Stored entries
::::::::

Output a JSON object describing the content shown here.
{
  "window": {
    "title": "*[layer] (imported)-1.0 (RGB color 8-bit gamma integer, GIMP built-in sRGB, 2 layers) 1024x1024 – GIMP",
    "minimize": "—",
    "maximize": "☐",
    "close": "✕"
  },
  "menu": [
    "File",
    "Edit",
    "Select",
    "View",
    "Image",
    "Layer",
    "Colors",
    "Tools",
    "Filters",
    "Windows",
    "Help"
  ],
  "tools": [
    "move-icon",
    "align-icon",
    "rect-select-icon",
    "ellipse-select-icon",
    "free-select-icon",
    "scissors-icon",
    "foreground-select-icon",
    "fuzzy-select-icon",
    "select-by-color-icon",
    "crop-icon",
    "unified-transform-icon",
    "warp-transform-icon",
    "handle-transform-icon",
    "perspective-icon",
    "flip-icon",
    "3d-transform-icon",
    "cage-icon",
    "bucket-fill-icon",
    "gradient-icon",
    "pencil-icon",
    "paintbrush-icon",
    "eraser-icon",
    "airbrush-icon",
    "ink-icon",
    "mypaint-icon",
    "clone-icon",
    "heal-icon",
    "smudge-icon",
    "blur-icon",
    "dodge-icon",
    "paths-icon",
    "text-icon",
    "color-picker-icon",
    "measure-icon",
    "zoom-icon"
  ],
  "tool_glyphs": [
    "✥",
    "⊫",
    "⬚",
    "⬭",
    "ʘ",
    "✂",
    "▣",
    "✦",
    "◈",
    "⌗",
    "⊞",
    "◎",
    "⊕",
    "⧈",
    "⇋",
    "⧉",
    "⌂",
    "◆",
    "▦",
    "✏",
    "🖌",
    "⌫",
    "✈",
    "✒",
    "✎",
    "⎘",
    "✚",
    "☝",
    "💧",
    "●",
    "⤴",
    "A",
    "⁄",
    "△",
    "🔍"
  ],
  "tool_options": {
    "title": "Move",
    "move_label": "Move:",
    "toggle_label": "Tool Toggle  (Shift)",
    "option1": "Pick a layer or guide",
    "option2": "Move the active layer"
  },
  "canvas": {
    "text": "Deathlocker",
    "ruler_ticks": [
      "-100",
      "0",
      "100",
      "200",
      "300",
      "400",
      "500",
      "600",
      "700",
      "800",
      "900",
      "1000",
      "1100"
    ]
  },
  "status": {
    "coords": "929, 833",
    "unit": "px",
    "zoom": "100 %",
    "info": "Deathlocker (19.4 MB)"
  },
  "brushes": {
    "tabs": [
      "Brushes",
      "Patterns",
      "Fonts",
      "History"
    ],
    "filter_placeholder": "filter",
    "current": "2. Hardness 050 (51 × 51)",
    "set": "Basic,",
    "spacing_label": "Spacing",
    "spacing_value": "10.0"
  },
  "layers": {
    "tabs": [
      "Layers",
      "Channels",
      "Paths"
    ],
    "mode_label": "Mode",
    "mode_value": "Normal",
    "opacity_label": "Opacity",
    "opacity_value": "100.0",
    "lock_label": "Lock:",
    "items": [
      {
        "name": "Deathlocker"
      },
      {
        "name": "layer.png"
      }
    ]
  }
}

::::::::

Task goal -> Search the listing for the string "title". Copy each line where it turns up.

Task answer ->
    "title": "*[layer] (imported)-1.0 (RGB color 8-bit gamma integer, GIMP built-in sRGB, 2 layers) 1024x1024 – GIMP",
    "title": "Move",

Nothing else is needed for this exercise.